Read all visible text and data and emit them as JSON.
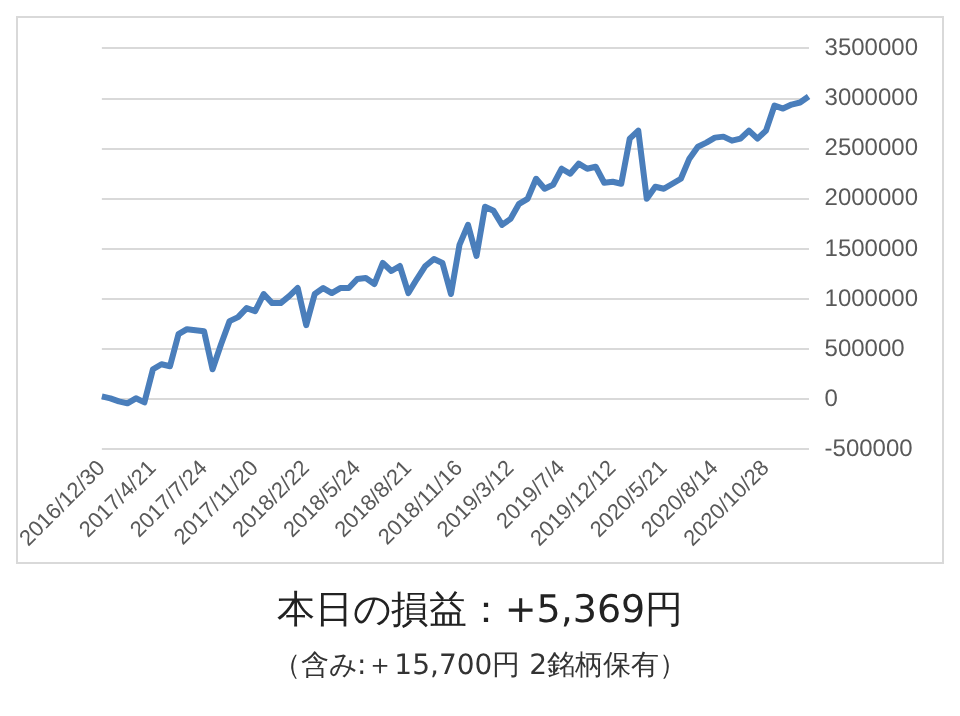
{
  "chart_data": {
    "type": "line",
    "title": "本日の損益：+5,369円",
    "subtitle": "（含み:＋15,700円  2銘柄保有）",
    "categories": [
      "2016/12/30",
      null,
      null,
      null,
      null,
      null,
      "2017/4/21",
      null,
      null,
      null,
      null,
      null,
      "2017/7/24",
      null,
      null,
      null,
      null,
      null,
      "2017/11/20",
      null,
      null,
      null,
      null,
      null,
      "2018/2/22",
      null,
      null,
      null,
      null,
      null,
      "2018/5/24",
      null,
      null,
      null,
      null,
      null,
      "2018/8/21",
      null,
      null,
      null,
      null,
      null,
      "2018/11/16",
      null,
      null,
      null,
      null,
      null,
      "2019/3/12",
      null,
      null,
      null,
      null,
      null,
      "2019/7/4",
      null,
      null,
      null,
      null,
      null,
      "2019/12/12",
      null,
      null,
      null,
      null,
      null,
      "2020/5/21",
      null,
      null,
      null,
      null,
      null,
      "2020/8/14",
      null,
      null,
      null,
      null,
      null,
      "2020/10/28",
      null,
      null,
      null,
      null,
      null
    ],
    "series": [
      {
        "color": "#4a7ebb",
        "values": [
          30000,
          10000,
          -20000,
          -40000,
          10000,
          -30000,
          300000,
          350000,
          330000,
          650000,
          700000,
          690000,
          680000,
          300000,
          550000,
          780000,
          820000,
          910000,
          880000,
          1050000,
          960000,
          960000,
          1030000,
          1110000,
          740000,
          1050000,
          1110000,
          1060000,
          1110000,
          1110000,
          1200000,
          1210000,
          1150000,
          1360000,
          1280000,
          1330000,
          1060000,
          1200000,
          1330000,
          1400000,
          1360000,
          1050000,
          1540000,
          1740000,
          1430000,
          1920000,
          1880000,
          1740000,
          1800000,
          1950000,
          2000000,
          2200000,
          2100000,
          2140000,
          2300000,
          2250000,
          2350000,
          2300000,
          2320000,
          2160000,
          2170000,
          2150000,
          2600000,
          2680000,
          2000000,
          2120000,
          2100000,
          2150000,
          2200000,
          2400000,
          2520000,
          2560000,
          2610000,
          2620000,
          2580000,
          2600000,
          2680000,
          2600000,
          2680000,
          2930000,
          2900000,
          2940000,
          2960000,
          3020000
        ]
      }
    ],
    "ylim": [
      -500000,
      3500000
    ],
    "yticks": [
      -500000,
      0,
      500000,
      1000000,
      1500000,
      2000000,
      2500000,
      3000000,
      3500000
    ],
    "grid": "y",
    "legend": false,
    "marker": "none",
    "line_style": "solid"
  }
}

_ _ _ _

GIVEN PROBLEM = Without including the pictures, reproduce all entries exactly.

THE RESULT =
Read all visible text and data and emit them as JSON.
{
  "chart_data": {
    "type": "line",
    "title": "本日の損益：+5,369円",
    "subtitle": "（含み:＋15,700円  2銘柄保有）",
    "categories": [
      "2016/12/30",
      null,
      null,
      null,
      null,
      null,
      "2017/4/21",
      null,
      null,
      null,
      null,
      null,
      "2017/7/24",
      null,
      null,
      null,
      null,
      null,
      "2017/11/20",
      null,
      null,
      null,
      null,
      null,
      "2018/2/22",
      null,
      null,
      null,
      null,
      null,
      "2018/5/24",
      null,
      null,
      null,
      null,
      null,
      "2018/8/21",
      null,
      null,
      null,
      null,
      null,
      "2018/11/16",
      null,
      null,
      null,
      null,
      null,
      "2019/3/12",
      null,
      null,
      null,
      null,
      null,
      "2019/7/4",
      null,
      null,
      null,
      null,
      null,
      "2019/12/12",
      null,
      null,
      null,
      null,
      null,
      "2020/5/21",
      null,
      null,
      null,
      null,
      null,
      "2020/8/14",
      null,
      null,
      null,
      null,
      null,
      "2020/10/28",
      null,
      null,
      null,
      null,
      null
    ],
    "series": [
      {
        "color": "#4a7ebb",
        "values": [
          30000,
          10000,
          -20000,
          -40000,
          10000,
          -30000,
          300000,
          350000,
          330000,
          650000,
          700000,
          690000,
          680000,
          300000,
          550000,
          780000,
          820000,
          910000,
          880000,
          1050000,
          960000,
          960000,
          1030000,
          1110000,
          740000,
          1050000,
          1110000,
          1060000,
          1110000,
          1110000,
          1200000,
          1210000,
          1150000,
          1360000,
          1280000,
          1330000,
          1060000,
          1200000,
          1330000,
          1400000,
          1360000,
          1050000,
          1540000,
          1740000,
          1430000,
          1920000,
          1880000,
          1740000,
          1800000,
          1950000,
          2000000,
          2200000,
          2100000,
          2140000,
          2300000,
          2250000,
          2350000,
          2300000,
          2320000,
          2160000,
          2170000,
          2150000,
          2600000,
          2680000,
          2000000,
          2120000,
          2100000,
          2150000,
          2200000,
          2400000,
          2520000,
          2560000,
          2610000,
          2620000,
          2580000,
          2600000,
          2680000,
          2600000,
          2680000,
          2930000,
          2900000,
          2940000,
          2960000,
          3020000
        ]
      }
    ],
    "ylim": [
      -500000,
      3500000
    ],
    "yticks": [
      -500000,
      0,
      500000,
      1000000,
      1500000,
      2000000,
      2500000,
      3000000,
      3500000
    ],
    "grid": "y",
    "legend": false,
    "marker": "none",
    "line_style": "solid"
  }
}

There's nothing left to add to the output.